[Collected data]
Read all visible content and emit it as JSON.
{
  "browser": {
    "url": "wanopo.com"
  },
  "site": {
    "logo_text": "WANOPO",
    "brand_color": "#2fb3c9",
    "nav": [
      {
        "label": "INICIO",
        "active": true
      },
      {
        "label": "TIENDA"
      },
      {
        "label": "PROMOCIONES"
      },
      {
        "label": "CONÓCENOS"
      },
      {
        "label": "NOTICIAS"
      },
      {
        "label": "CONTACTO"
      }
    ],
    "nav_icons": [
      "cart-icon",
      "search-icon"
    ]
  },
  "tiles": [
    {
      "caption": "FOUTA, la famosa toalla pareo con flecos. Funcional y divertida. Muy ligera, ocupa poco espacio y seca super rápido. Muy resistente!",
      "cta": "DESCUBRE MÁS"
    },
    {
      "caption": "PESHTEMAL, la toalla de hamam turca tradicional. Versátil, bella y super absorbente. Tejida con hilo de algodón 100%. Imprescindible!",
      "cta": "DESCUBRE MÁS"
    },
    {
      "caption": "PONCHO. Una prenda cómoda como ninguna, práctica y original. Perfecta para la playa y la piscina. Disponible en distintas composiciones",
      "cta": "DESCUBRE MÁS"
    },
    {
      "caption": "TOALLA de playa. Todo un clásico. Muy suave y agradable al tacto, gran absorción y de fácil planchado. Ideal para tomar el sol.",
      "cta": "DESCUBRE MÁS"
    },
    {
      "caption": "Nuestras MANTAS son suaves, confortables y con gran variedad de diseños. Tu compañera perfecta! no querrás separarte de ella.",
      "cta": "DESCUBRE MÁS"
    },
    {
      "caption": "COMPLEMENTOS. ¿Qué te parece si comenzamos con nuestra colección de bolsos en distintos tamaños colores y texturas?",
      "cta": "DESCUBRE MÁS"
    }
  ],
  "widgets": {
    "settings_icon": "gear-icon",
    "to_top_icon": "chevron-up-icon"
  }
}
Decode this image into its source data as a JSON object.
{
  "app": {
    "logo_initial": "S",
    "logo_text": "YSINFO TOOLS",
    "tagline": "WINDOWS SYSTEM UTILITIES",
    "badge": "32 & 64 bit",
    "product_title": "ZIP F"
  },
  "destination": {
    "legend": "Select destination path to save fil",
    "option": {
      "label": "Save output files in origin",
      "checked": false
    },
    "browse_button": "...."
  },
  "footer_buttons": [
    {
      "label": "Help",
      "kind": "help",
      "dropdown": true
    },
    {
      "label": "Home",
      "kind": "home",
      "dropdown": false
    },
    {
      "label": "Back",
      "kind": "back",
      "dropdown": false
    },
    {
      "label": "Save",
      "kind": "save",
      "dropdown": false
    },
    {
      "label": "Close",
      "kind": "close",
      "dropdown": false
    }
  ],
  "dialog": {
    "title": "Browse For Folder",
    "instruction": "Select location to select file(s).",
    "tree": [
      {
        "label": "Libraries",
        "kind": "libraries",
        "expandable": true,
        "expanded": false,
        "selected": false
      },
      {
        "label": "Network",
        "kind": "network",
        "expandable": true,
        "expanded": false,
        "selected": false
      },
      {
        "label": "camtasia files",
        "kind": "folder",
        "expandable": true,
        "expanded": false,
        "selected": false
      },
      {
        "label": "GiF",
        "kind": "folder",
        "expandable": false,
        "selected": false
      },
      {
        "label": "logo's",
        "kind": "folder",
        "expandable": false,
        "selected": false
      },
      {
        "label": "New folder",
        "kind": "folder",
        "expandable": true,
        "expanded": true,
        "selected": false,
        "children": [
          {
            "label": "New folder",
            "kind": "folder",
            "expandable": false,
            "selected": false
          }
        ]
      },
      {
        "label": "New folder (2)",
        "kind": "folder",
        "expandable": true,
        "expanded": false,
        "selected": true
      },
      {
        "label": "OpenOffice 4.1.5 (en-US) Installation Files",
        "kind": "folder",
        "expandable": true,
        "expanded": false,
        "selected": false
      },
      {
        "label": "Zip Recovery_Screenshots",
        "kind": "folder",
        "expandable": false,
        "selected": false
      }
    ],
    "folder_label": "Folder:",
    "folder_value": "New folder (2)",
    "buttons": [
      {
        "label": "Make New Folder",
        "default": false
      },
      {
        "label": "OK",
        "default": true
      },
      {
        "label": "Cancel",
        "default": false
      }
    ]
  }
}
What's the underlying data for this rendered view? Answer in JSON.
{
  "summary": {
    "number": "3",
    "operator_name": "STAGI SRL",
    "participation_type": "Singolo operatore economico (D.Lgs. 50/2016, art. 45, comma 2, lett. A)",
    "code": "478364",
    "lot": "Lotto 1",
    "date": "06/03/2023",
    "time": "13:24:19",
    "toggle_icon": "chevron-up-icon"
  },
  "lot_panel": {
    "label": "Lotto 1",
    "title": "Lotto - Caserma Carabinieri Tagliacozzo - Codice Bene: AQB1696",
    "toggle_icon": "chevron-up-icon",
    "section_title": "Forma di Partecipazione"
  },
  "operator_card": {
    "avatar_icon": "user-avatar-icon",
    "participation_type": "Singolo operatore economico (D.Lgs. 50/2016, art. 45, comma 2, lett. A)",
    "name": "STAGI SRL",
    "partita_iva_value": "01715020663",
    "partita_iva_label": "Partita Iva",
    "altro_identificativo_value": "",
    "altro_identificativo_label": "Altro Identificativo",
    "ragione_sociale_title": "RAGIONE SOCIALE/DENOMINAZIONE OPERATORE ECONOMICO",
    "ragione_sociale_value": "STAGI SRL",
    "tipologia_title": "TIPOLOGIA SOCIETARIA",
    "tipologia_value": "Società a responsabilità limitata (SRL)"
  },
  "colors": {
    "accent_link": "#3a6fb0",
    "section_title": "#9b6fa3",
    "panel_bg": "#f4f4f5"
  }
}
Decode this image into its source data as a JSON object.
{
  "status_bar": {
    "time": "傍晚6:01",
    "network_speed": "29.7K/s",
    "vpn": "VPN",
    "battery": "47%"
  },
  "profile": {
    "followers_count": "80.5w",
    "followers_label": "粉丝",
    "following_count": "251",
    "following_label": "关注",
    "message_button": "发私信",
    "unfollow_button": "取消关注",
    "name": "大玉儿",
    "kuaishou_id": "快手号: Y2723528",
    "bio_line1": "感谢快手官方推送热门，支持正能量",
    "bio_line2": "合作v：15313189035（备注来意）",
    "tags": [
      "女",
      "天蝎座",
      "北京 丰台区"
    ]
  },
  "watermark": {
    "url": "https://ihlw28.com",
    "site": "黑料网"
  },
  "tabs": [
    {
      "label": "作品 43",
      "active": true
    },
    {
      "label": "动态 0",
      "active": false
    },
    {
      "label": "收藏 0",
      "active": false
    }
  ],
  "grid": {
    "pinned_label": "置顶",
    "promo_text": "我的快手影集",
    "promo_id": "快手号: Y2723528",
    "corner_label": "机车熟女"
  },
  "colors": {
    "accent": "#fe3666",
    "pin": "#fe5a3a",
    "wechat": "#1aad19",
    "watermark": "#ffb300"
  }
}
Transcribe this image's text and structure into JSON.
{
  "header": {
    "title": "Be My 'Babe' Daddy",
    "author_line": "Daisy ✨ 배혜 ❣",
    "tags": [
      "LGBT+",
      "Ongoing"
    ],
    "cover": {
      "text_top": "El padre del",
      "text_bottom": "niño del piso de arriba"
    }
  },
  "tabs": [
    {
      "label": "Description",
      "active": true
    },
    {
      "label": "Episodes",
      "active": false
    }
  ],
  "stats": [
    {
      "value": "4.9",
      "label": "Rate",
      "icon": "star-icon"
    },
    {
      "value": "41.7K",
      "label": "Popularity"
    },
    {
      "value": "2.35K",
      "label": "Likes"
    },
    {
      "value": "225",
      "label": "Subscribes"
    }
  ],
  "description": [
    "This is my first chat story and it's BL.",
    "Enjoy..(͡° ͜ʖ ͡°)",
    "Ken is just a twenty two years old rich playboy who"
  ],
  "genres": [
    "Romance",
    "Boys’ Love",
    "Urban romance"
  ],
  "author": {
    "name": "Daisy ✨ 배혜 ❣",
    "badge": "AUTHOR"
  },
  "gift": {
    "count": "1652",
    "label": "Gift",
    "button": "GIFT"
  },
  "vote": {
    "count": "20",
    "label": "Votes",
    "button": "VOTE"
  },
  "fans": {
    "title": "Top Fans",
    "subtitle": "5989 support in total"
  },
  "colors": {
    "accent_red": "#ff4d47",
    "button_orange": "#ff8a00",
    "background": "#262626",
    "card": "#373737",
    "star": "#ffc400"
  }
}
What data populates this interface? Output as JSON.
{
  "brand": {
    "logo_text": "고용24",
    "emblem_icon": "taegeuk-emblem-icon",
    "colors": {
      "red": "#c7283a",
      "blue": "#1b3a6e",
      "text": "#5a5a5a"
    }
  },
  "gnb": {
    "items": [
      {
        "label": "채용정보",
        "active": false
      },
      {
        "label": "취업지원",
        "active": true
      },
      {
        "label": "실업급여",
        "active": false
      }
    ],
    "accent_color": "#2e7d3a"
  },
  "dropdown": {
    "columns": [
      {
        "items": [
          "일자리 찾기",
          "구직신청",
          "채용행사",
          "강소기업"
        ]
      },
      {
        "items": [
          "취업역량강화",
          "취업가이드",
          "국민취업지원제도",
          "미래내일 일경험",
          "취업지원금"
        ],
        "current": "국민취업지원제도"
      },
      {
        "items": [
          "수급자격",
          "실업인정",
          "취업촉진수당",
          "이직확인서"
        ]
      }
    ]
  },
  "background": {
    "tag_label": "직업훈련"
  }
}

# [WORK TO DO]
Where a line in the entries holds "chevron", copy that line.

# [SOLUTION TO THE PROBLEM]
    "to_top_icon": "chevron-up-icon"
    "toggle_icon": "chevron-up-icon"
    "toggle_icon": "chevron-up-icon",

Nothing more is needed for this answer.